■ **Record set**:
-------------------------

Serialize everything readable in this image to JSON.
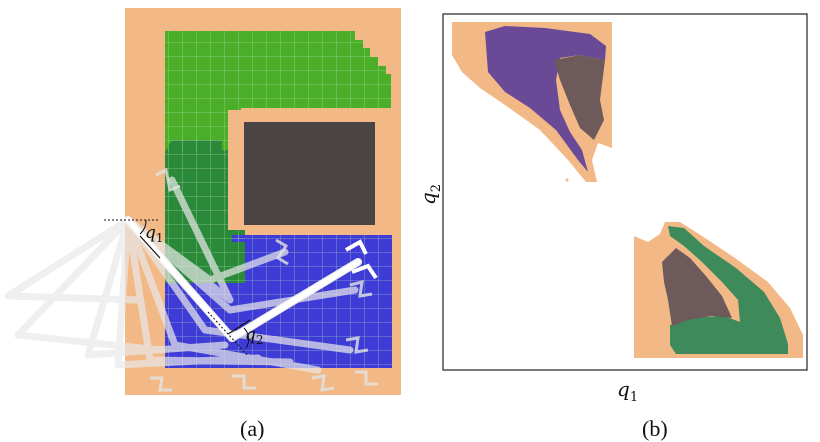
{
  "panel_a": {
    "caption": "(a)",
    "joint1_label": "q",
    "joint1_sub": "1",
    "joint2_label": "q",
    "joint2_sub": "2"
  },
  "panel_b": {
    "caption": "(b)",
    "x_axis_label": "q",
    "x_axis_sub": "1",
    "y_axis_label": "q",
    "y_axis_sub": "2"
  },
  "colors": {
    "free_space": "#f2b987",
    "obstacle_dark": "#4a4544",
    "region_light_green": "#4aae28",
    "region_dark_green": "#2b8a3a",
    "region_blue": "#3e3bd6",
    "cspace_purple": "#6a4a96",
    "cspace_green": "#3e8a5a",
    "cspace_brown": "#6e5a5a",
    "grid_line": "#9be59b",
    "arm_white": "#ffffff"
  }
}
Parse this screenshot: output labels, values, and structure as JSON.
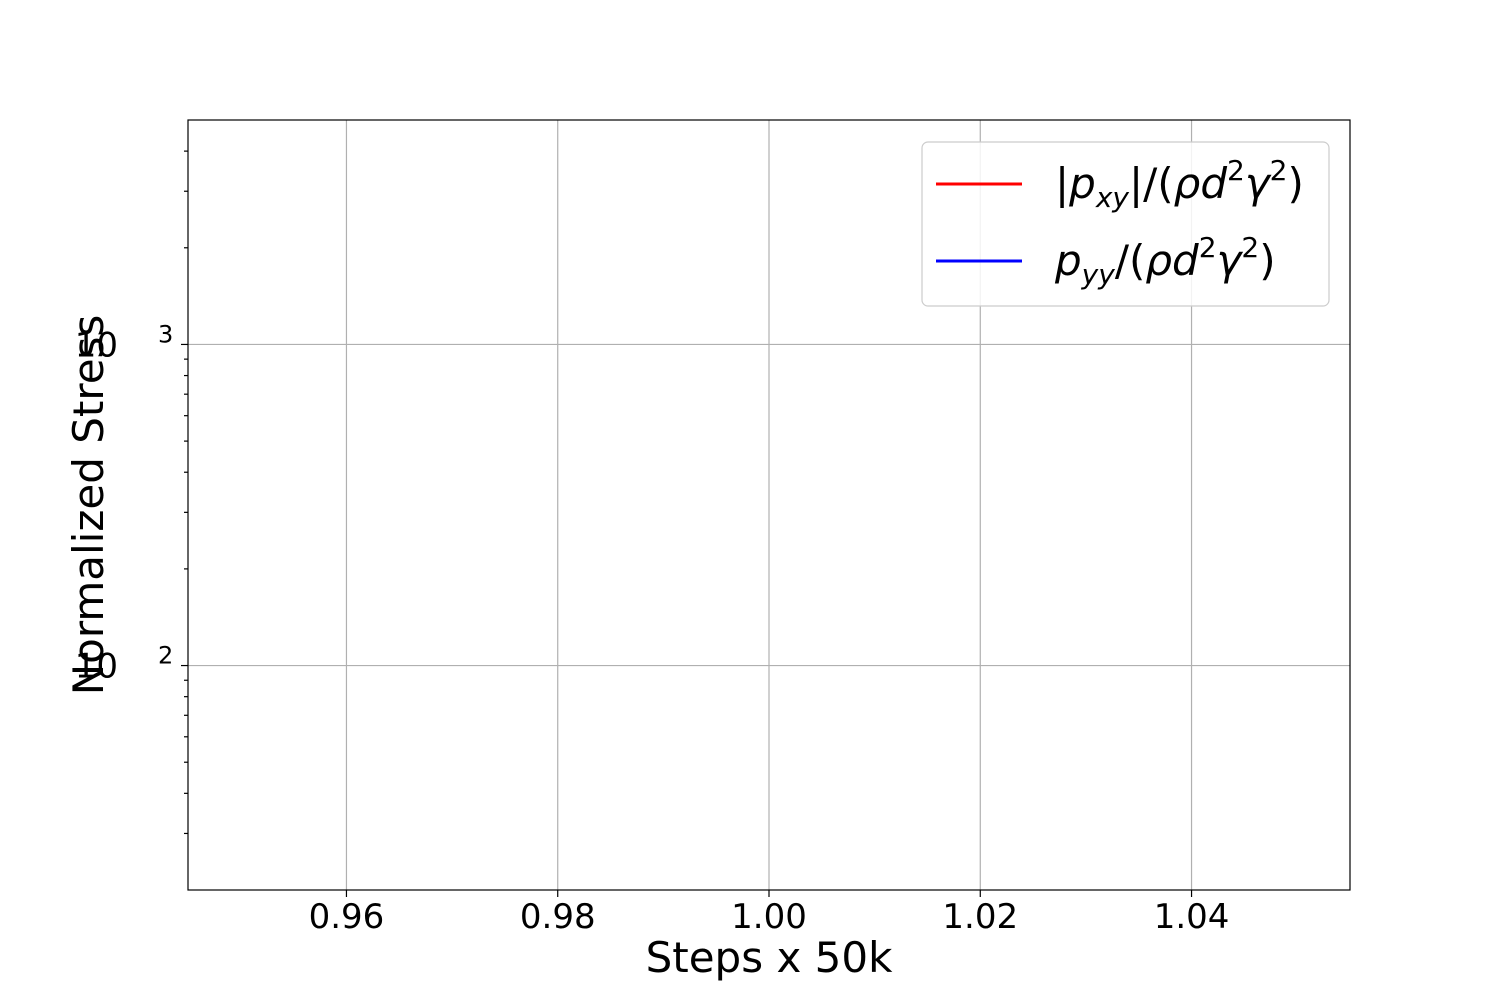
{
  "chart_data": {
    "type": "line",
    "xlabel": "Steps x 50k",
    "ylabel": "Normalized Stress",
    "xlim": [
      0.945,
      1.055
    ],
    "ylim": [
      20,
      5000
    ],
    "yscale": "log",
    "grid": true,
    "legend_position": "top-right",
    "x_ticks": [
      {
        "value": 0.96,
        "label": "0.96"
      },
      {
        "value": 0.98,
        "label": "0.98"
      },
      {
        "value": 1.0,
        "label": "1.00"
      },
      {
        "value": 1.02,
        "label": "1.02"
      },
      {
        "value": 1.04,
        "label": "1.04"
      }
    ],
    "y_ticks": [
      {
        "value": 100,
        "base": "10",
        "exp": "2"
      },
      {
        "value": 1000,
        "base": "10",
        "exp": "3"
      }
    ],
    "series": [
      {
        "name": "|pxy|/(ρd2γ2)",
        "color": "#ff0000",
        "x": [],
        "y": [],
        "legend_parts": [
          {
            "t": "|",
            "i": false
          },
          {
            "t": "p",
            "i": true
          },
          {
            "t": "xy",
            "i": true,
            "sub": true
          },
          {
            "t": "|/(",
            "i": false
          },
          {
            "t": "ρd",
            "i": true
          },
          {
            "t": "2",
            "i": false,
            "sup": true
          },
          {
            "t": "γ",
            "i": true
          },
          {
            "t": "2",
            "i": false,
            "sup": true
          },
          {
            "t": ")",
            "i": false
          }
        ]
      },
      {
        "name": "pyy/(ρd2γ2)",
        "color": "#0000ff",
        "x": [],
        "y": [],
        "legend_parts": [
          {
            "t": "p",
            "i": true
          },
          {
            "t": "yy",
            "i": true,
            "sub": true
          },
          {
            "t": "/(",
            "i": false
          },
          {
            "t": "ρd",
            "i": true
          },
          {
            "t": "2",
            "i": false,
            "sup": true
          },
          {
            "t": "γ",
            "i": true
          },
          {
            "t": "2",
            "i": false,
            "sup": true
          },
          {
            "t": ")",
            "i": false
          }
        ]
      }
    ]
  }
}
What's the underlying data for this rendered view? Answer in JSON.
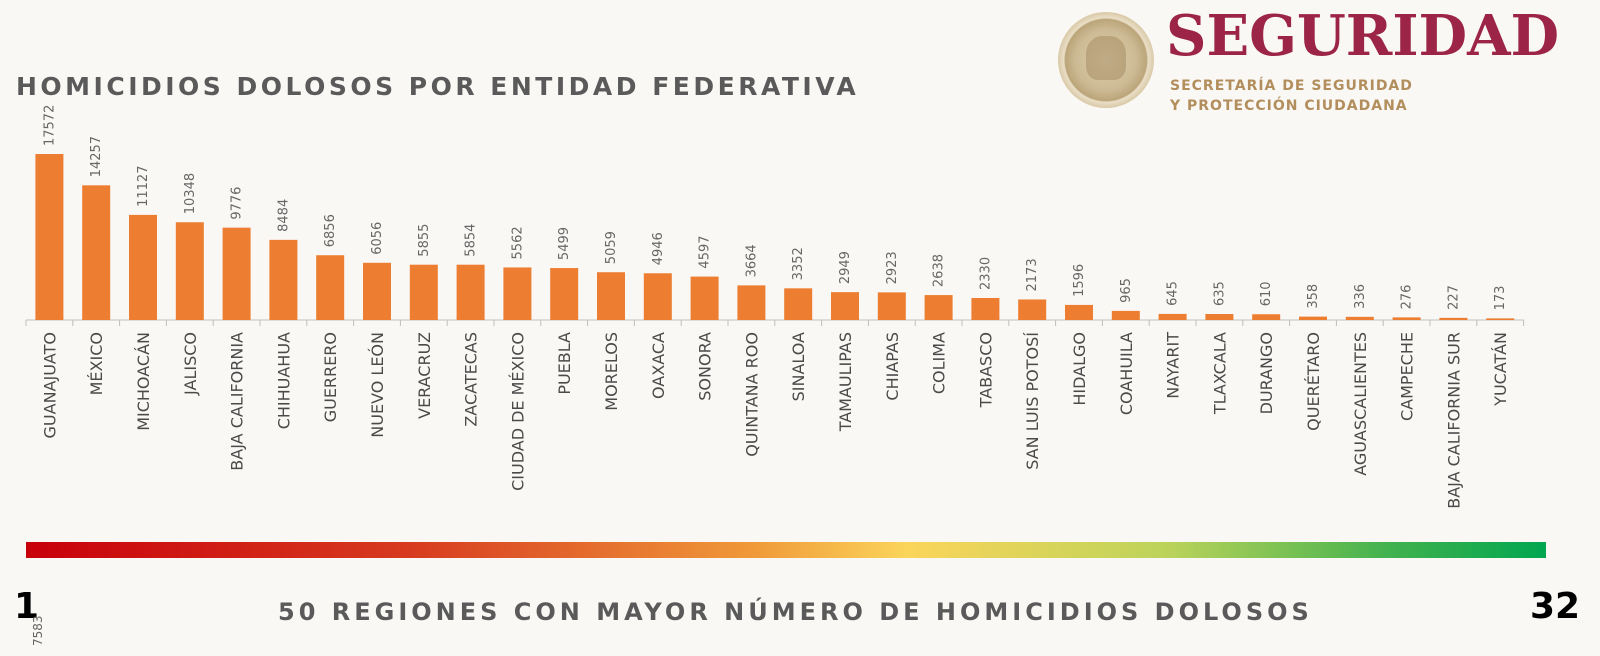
{
  "title": "HOMICIDIOS DOLOSOS POR ENTIDAD FEDERATIVA",
  "logo": {
    "seal_icon": "mexico-seal-icon",
    "brand": "SEGURIDAD",
    "sub_line1": "SECRETARÍA DE SEGURIDAD",
    "sub_line2": "Y PROTECCIÓN CIUDADANA",
    "brand_color": "#9c2447",
    "sub_color": "#b38e5d"
  },
  "chart_data": {
    "type": "bar",
    "title": "HOMICIDIOS DOLOSOS POR ENTIDAD FEDERATIVA",
    "bar_color": "#ed7d31",
    "categories": [
      "GUANAJUATO",
      "MÉXICO",
      "MICHOACÁN",
      "JALISCO",
      "BAJA CALIFORNIA",
      "CHIHUAHUA",
      "GUERRERO",
      "NUEVO LEÓN",
      "VERACRUZ",
      "ZACATECAS",
      "CIUDAD DE MÉXICO",
      "PUEBLA",
      "MORELOS",
      "OAXACA",
      "SONORA",
      "QUINTANA ROO",
      "SINALOA",
      "TAMAULIPAS",
      "CHIAPAS",
      "COLIMA",
      "TABASCO",
      "SAN LUIS POTOSÍ",
      "HIDALGO",
      "COAHUILA",
      "NAYARIT",
      "TLAXCALA",
      "DURANGO",
      "QUERÉTARO",
      "AGUASCALIENTES",
      "CAMPECHE",
      "BAJA CALIFORNIA SUR",
      "YUCATÁN"
    ],
    "values": [
      17572,
      14257,
      11127,
      10348,
      9776,
      8484,
      6856,
      6056,
      5855,
      5854,
      5562,
      5499,
      5059,
      4946,
      4597,
      3664,
      3352,
      2949,
      2923,
      2638,
      2330,
      2173,
      1596,
      965,
      645,
      635,
      610,
      358,
      336,
      276,
      227,
      173
    ],
    "ylim": [
      0,
      17572
    ],
    "grid": false,
    "legend": "none"
  },
  "scale": {
    "first_rank": "1",
    "last_rank": "32",
    "gradient_colors": [
      "#c8000a",
      "#f09a3a",
      "#fbd55a",
      "#00a650"
    ],
    "side_value": "7583"
  },
  "footer": "50 REGIONES CON MAYOR NÚMERO DE HOMICIDIOS DOLOSOS"
}
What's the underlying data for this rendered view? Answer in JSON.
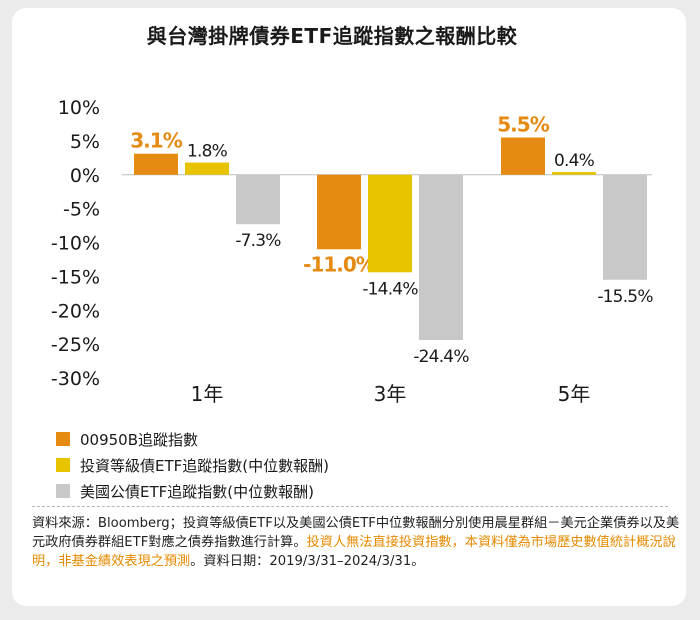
{
  "title": "與台灣掛牌債券ETF追蹤指數之報酬比較",
  "chart_data": {
    "type": "bar",
    "categories": [
      "1年",
      "3年",
      "5年"
    ],
    "ylim": [
      -30,
      10
    ],
    "yticks": [
      "10%",
      "5%",
      "0%",
      "-5%",
      "-10%",
      "-15%",
      "-20%",
      "-25%",
      "-30%"
    ],
    "ytick_values": [
      10,
      5,
      0,
      -5,
      -10,
      -15,
      -20,
      -25,
      -30
    ],
    "series": [
      {
        "name": "00950B追蹤指數",
        "color": "#e58a12",
        "values": [
          3.1,
          -11.0,
          5.5
        ],
        "labels": [
          "3.1%",
          "-11.0%",
          "5.5%"
        ],
        "highlight": true
      },
      {
        "name": "投資等級債ETF追蹤指數(中位數報酬)",
        "color": "#e8c300",
        "values": [
          1.8,
          -14.4,
          0.4
        ],
        "labels": [
          "1.8%",
          "-14.4%",
          "0.4%"
        ],
        "highlight": false
      },
      {
        "name": "美國公債ETF追蹤指數(中位數報酬)",
        "color": "#c8c8c8",
        "values": [
          -7.3,
          -24.4,
          -15.5
        ],
        "labels": [
          "-7.3%",
          "-24.4%",
          "-15.5%"
        ],
        "highlight": false
      }
    ]
  },
  "footnote": {
    "main": "資料來源：Bloomberg；投資等級債ETF以及美國公債ETF中位數報酬分別使用晨星群組－美元企業債券以及美元政府債券群組ETF對應之債券指數進行計算。",
    "warning": "投資人無法直接投資指數，本資料僅為市場歷史數值統計概況說明，非基金績效表現之預測",
    "date": "。資料日期：2019/3/31–2024/3/31。"
  }
}
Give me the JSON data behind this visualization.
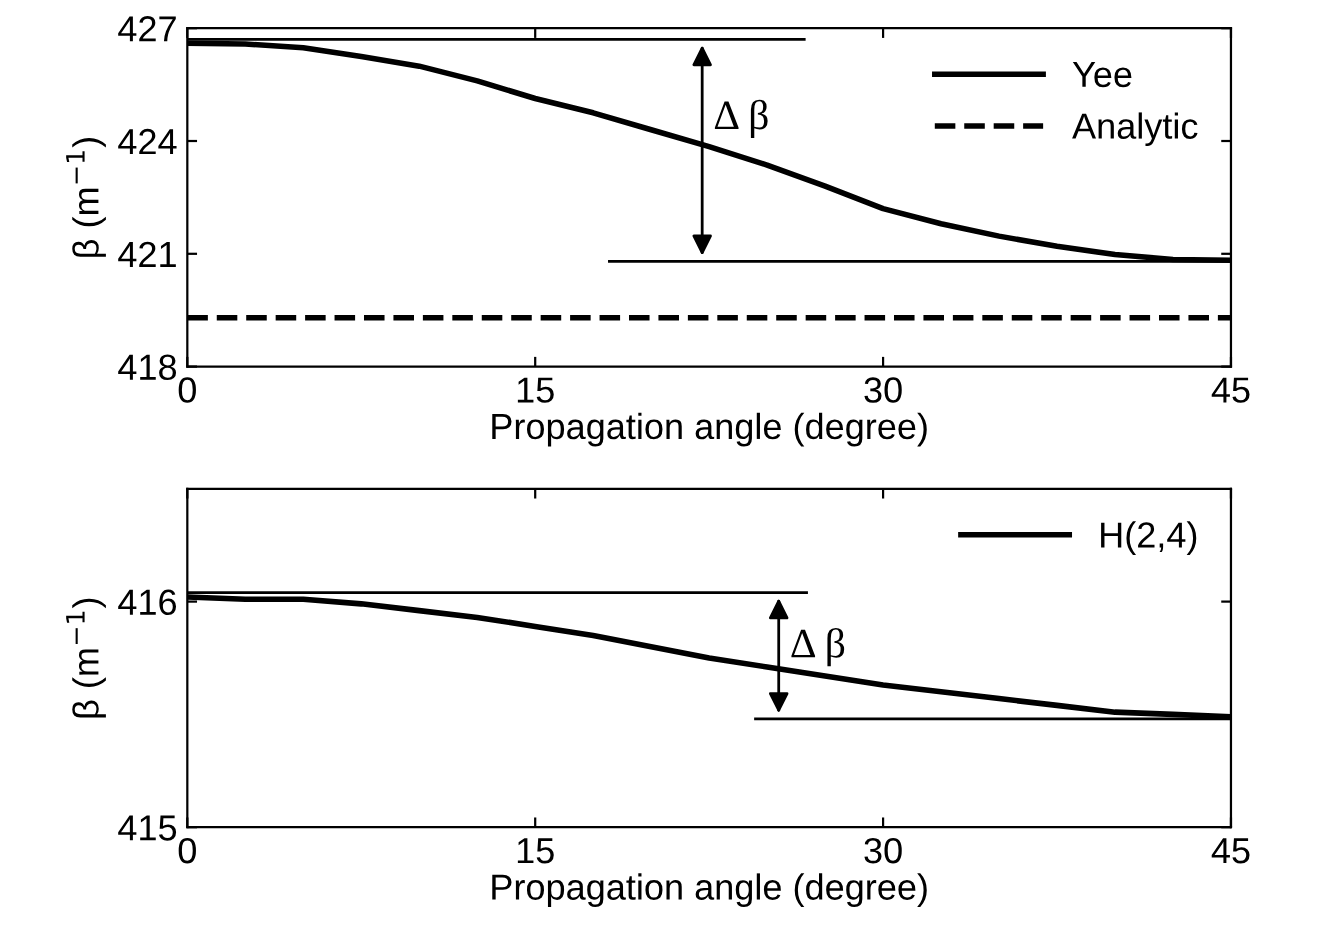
{
  "chart_data": [
    {
      "type": "line",
      "xlabel": "Propagation angle (degree)",
      "ylabel": "β (m$^{−1}$)",
      "xlim": [
        0,
        45
      ],
      "xticks": [
        0,
        15,
        30,
        45
      ],
      "ylim": [
        418,
        427
      ],
      "yticks": [
        418,
        421,
        424,
        427
      ],
      "legend": "top right",
      "grid": false,
      "series": [
        {
          "name": "Yee",
          "color": "#000000",
          "line_style": "solid",
          "x": [
            0,
            2.5,
            5,
            7.5,
            10,
            12.5,
            15,
            17.5,
            20,
            22.5,
            25,
            27.5,
            30,
            32.5,
            35,
            37.5,
            40,
            42.5,
            45
          ],
          "values": [
            426.6,
            426.58,
            426.48,
            426.25,
            425.99,
            425.6,
            425.13,
            424.75,
            424.3,
            423.85,
            423.36,
            422.8,
            422.2,
            421.8,
            421.47,
            421.2,
            420.98,
            420.85,
            420.83
          ]
        },
        {
          "name": "Analytic",
          "color": "#000000",
          "line_style": "dashed",
          "x": [
            0,
            45
          ],
          "values": [
            419.3,
            419.3
          ]
        },
        {
          "color": "#000000",
          "line_style": "solid",
          "x": [
            0,
            26.6
          ],
          "values": [
            426.7,
            426.7
          ]
        },
        {
          "color": "#000000",
          "line_style": "solid",
          "x": [
            18.2,
            45
          ],
          "values": [
            420.8,
            420.8
          ]
        }
      ],
      "annotations": [
        {
          "text": "Δ β",
          "x": 22.2,
          "y": 424
        }
      ]
    },
    {
      "type": "line",
      "xlabel": "Propagation angle (degree)",
      "ylabel": "β (m$^{−1}$)",
      "xlim": [
        0,
        45
      ],
      "xticks": [
        0,
        15,
        30,
        45
      ],
      "ylim": [
        415,
        416.5
      ],
      "yticks": [
        415,
        416
      ],
      "legend": "top right",
      "grid": false,
      "series": [
        {
          "name": "H(2,4)",
          "color": "#000000",
          "line_style": "solid",
          "x": [
            0,
            2.5,
            5,
            7.5,
            10,
            12.5,
            15,
            17.5,
            20,
            22.5,
            25,
            27.5,
            30,
            32.5,
            35,
            37.5,
            40,
            42.5,
            45
          ],
          "values": [
            416.02,
            416.01,
            416.01,
            415.99,
            415.96,
            415.93,
            415.89,
            415.85,
            415.8,
            415.75,
            415.71,
            415.67,
            415.63,
            415.6,
            415.57,
            415.54,
            415.51,
            415.5,
            415.49
          ]
        },
        {
          "color": "#000000",
          "line_style": "solid",
          "x": [
            0,
            26.7
          ],
          "values": [
            416.04,
            416.04
          ]
        },
        {
          "color": "#000000",
          "line_style": "solid",
          "x": [
            24.5,
            45
          ],
          "values": [
            415.48,
            415.48
          ]
        }
      ],
      "annotations": [
        {
          "text": "Δ β",
          "x": 25.5,
          "y": 415.7
        }
      ]
    }
  ]
}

-------------------------

■ **Job**: Copy all lines above containing the string "title".

■ **Response to the exercise**:
  "title": "HOMICIDIOS DOLOSOS POR ENTIDAD FEDERATIVA",
    "title": "HOMICIDIOS DOLOSOS POR ENTIDAD FEDERATIVA",
  "title": "與台灣掛牌債券ETF追蹤指數之報酬比較",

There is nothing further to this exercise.